__AIM__: Copy every line that holds "необходимости".
— start GIVEN RECORDS —
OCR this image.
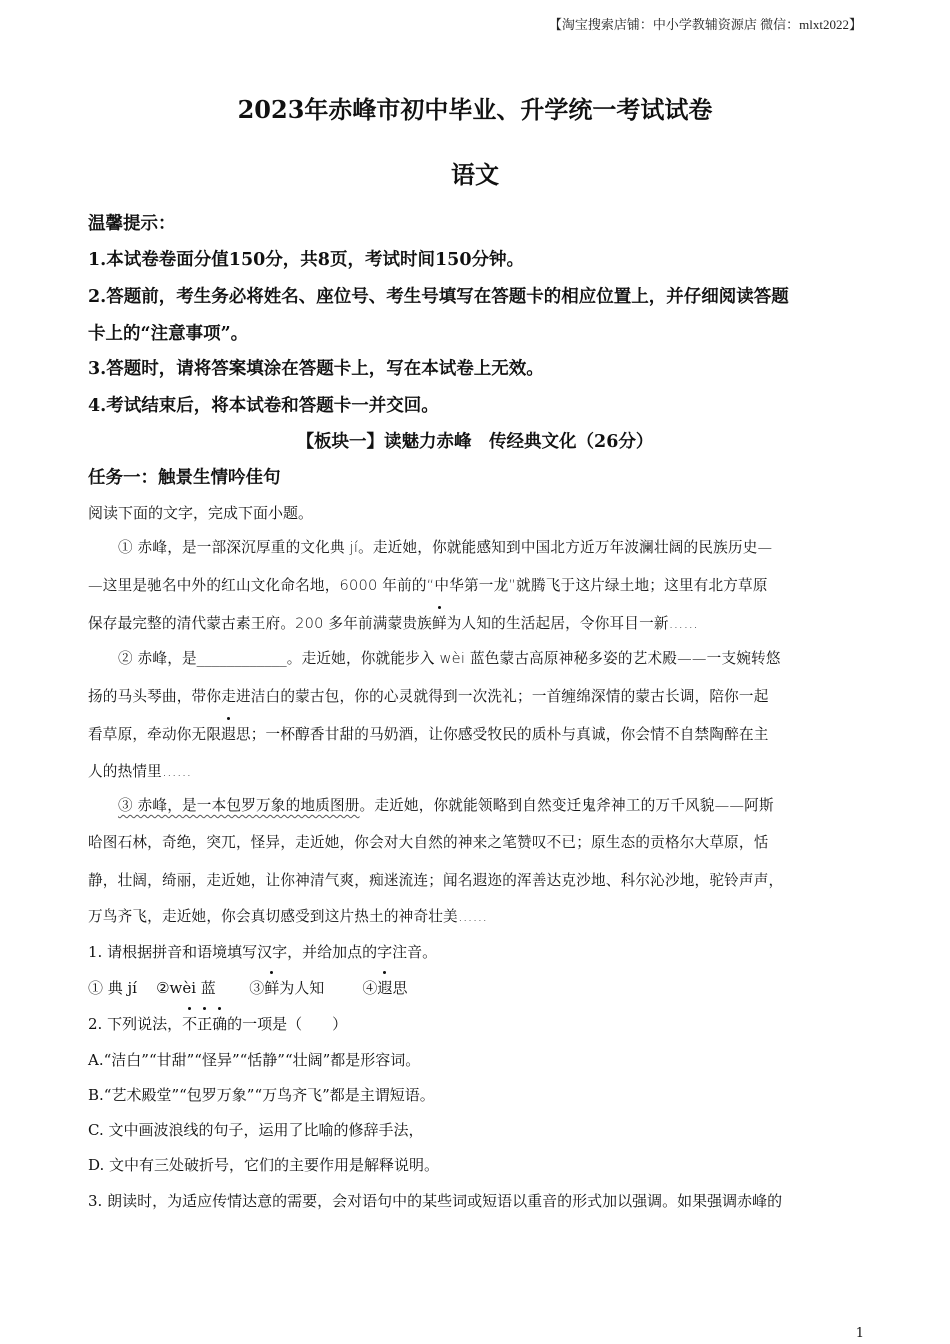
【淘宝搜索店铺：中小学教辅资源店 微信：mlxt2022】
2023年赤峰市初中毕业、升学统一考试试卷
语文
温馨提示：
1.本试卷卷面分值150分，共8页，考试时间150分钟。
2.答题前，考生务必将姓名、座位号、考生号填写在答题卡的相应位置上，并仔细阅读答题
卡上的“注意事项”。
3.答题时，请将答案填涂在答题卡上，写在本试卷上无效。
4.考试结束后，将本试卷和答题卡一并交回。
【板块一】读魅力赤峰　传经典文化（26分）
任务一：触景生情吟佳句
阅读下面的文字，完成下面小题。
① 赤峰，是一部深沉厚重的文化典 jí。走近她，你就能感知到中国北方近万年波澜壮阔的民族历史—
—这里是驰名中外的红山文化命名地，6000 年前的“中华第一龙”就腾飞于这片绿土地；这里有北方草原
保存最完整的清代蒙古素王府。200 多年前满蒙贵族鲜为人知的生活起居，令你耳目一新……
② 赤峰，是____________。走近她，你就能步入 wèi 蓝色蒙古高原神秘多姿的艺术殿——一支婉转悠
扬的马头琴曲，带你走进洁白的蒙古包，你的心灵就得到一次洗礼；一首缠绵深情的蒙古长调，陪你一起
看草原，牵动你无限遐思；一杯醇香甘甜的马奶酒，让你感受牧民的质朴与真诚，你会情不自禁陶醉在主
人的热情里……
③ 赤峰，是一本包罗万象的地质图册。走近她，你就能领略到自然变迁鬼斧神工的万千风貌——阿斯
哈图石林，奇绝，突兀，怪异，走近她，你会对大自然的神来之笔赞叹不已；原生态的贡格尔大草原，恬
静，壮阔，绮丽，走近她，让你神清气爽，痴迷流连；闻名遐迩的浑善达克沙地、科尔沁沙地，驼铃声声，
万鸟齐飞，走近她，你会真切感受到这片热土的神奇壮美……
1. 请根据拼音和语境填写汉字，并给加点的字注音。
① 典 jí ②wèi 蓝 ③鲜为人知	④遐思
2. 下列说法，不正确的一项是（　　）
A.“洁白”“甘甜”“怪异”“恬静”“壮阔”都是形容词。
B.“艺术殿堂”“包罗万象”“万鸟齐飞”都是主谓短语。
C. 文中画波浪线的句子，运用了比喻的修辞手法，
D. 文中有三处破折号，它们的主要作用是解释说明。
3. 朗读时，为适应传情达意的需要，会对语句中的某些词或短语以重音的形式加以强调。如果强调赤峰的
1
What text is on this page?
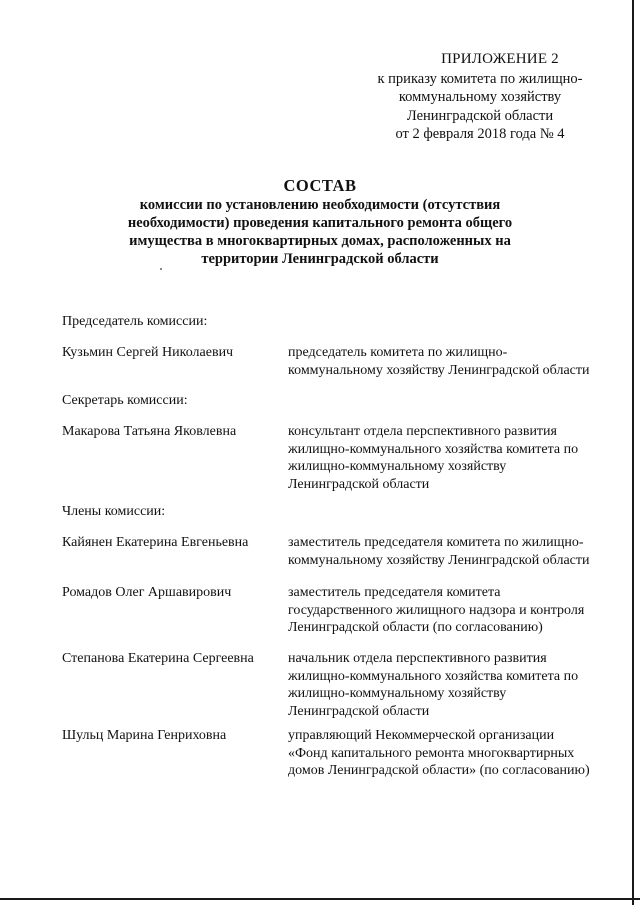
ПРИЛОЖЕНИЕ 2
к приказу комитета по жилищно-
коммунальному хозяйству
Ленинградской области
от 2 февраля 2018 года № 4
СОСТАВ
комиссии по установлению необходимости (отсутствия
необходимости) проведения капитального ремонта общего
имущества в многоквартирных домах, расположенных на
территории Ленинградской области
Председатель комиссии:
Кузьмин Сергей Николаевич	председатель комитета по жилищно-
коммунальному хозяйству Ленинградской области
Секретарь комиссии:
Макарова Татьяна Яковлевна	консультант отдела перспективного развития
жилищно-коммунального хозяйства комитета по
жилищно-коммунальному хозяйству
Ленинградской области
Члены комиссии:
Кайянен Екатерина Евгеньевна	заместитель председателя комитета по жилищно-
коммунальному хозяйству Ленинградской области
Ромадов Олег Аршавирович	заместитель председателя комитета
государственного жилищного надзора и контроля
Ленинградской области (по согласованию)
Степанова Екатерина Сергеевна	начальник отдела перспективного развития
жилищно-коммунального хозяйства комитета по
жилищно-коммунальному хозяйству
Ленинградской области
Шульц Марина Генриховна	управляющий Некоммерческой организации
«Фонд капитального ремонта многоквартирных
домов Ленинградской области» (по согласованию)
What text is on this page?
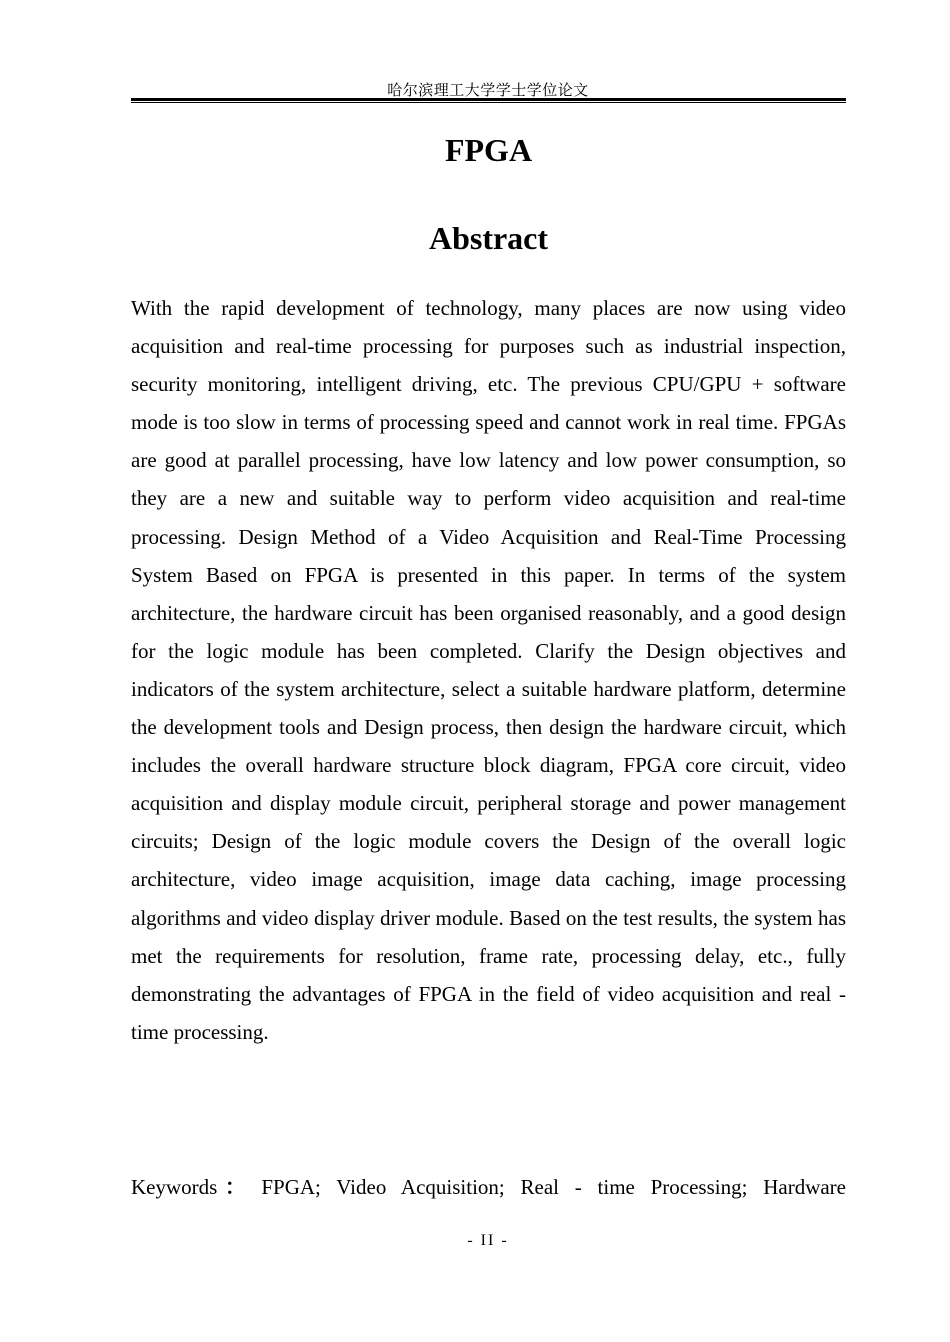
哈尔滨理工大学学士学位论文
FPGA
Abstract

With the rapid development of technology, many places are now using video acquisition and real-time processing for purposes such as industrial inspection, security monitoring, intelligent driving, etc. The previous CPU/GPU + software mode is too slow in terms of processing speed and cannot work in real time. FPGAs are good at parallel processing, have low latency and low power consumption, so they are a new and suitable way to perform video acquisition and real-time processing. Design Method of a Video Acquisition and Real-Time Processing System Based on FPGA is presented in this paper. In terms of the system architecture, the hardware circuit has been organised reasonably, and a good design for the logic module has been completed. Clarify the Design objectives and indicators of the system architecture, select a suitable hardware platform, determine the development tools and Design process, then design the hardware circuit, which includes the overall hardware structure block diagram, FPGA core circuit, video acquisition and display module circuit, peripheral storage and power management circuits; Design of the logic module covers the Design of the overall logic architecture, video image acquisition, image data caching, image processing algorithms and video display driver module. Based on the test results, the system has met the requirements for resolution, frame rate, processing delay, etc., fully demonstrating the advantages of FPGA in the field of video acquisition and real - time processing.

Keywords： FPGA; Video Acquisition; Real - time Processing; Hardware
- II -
— end GIVEN RECORDS —
__ANSWER FOR THIS EXERCISE__:
комиссии по установлению необходимости (отсутствия
необходимости) проведения капитального ремонта общего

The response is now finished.